* **Exercise directions**
Show every line below where "Pumpe" can be found.
-- START OF Stored rows --
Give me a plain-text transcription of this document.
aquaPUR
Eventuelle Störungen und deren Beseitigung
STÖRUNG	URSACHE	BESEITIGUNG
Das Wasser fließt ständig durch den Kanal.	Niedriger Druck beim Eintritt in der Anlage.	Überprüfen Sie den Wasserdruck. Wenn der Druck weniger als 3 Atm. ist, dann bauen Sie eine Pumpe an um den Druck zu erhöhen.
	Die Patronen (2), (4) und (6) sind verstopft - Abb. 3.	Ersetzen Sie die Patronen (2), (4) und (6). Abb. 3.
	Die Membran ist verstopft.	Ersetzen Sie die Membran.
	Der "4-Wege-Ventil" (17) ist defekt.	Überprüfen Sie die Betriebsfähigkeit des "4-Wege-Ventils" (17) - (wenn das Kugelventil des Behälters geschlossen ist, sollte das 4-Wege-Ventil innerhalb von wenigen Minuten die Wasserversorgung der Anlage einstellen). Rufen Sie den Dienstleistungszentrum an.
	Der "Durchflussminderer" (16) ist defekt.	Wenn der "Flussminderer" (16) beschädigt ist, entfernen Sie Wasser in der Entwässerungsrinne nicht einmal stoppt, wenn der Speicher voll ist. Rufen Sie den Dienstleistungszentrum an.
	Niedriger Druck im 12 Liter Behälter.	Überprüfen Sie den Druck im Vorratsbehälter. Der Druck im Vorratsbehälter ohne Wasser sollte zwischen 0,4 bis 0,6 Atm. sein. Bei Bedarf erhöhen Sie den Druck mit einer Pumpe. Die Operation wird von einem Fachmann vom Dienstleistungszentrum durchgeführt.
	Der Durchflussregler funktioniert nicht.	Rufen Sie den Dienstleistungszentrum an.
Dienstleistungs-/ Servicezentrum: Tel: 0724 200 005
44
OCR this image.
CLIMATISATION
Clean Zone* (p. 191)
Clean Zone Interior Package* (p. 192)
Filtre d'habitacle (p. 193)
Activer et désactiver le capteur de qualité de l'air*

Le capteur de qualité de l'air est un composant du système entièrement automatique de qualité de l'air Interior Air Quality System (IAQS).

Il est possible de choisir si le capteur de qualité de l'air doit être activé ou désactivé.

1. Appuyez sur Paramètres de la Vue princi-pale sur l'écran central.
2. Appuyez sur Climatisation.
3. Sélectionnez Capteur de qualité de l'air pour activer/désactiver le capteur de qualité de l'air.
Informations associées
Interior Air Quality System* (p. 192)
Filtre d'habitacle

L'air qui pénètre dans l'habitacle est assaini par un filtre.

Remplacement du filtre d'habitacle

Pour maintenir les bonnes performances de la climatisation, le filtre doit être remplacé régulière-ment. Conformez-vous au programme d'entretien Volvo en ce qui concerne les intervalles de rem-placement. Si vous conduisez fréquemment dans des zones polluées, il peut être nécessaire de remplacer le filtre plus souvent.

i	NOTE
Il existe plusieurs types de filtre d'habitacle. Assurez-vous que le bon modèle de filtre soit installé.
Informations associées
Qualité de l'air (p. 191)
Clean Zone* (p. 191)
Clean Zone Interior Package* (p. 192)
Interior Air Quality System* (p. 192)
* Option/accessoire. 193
-- END OF Stored rows --
* **Exercise output**
Das Wasser fließt ständig durch den Kanal.	Niedriger Druck beim Eintritt in der Anlage.	Überprüfen Sie den Wasserdruck. Wenn der Druck weniger als 3 Atm. ist, dann bauen Sie eine Pumpe an um den Druck zu erhöhen.
	Niedriger Druck im 12 Liter Behälter.	Überprüfen Sie den Druck im Vorratsbehälter. Der Druck im Vorratsbehälter ohne Wasser sollte zwischen 0,4 bis 0,6 Atm. sein. Bei Bedarf erhöhen Sie den Druck mit einer Pumpe. Die Operation wird von einem Fachmann vom Dienstleistungszentrum durchgeführt.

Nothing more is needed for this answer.